• [WORK TO BE COMPLETED]
Check every line of the entries below for the word "vertical", and copy the ones that have it.

• [ENTRIES PROVIDED]
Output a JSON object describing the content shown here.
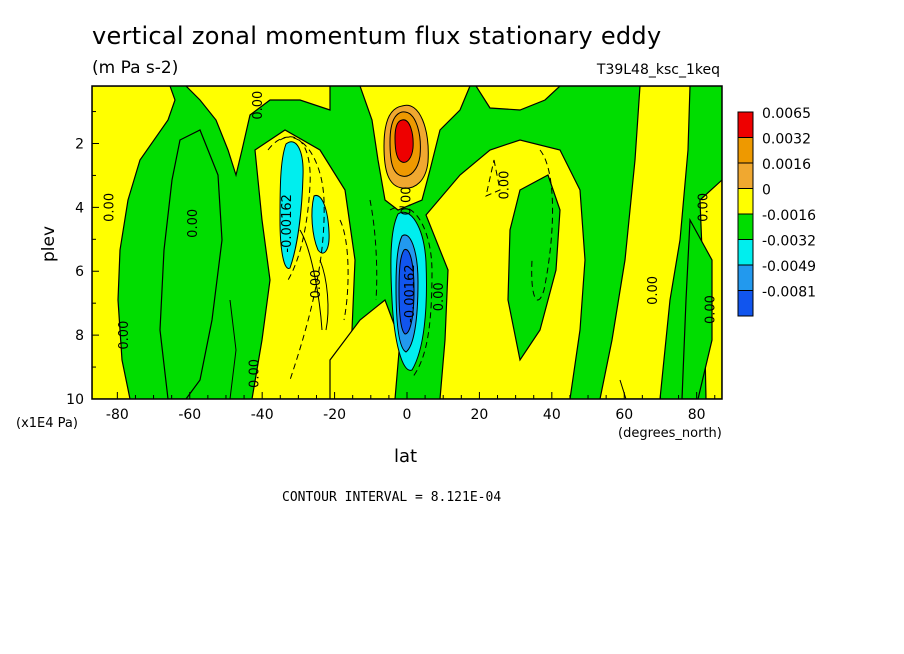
{
  "title": "vertical zonal momentum flux stationary eddy",
  "subtitle": "(m Pa s-2)",
  "run_label": "T39L48_ksc_1keq",
  "contour_interval": "CONTOUR INTERVAL = 8.121E-04",
  "chart_data": {
    "type": "heatmap",
    "title": "vertical zonal momentum flux stationary eddy",
    "xlabel": "lat",
    "x_units": "(degrees_north)",
    "ylabel": "plev",
    "y_units": "(x1E4 Pa)",
    "xlim": [
      -87,
      87
    ],
    "ylim": [
      10,
      0.2
    ],
    "x_ticks": [
      -80,
      -60,
      -40,
      -20,
      0,
      20,
      40,
      60,
      80
    ],
    "y_ticks": [
      2,
      4,
      6,
      8,
      10
    ],
    "legend": {
      "placement": "right",
      "labels": [
        "0.0065",
        "0.0032",
        "0.0016",
        "0",
        "-0.0016",
        "-0.0032",
        "-0.0049",
        "-0.0081"
      ],
      "colors": [
        "#ee0000",
        "#ee9900",
        "#f0a830",
        "#ffff00",
        "#00dd00",
        "#00eeee",
        "#2299ee",
        "#1155ee"
      ]
    },
    "contour_labels": [
      {
        "text": "0.00",
        "lat": -40,
        "plev": 0.8
      },
      {
        "text": "0.00",
        "lat": -81,
        "plev": 4.0
      },
      {
        "text": "0.00",
        "lat": -58,
        "plev": 4.5
      },
      {
        "text": "-0.00162",
        "lat": -32,
        "plev": 4.5
      },
      {
        "text": "0.00",
        "lat": -24,
        "plev": 6.4
      },
      {
        "text": "0.00",
        "lat": -77,
        "plev": 8.0
      },
      {
        "text": "0.00",
        "lat": -41,
        "plev": 9.2
      },
      {
        "text": "0.00",
        "lat": 1,
        "plev": 3.8
      },
      {
        "text": "-0.00162",
        "lat": 2,
        "plev": 6.7
      },
      {
        "text": "0.00",
        "lat": 10,
        "plev": 6.8
      },
      {
        "text": "0.00",
        "lat": 28,
        "plev": 3.3
      },
      {
        "text": "0.00",
        "lat": 69,
        "plev": 6.6
      },
      {
        "text": "0.00",
        "lat": 83,
        "plev": 4.0
      },
      {
        "text": "0.00",
        "lat": 85,
        "plev": 7.2
      }
    ]
  }
}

• [ANSWER TO THE PROBLEM]
  "title": "vertical zonal momentum flux stationary eddy",
    "title": "vertical zonal momentum flux stationary eddy",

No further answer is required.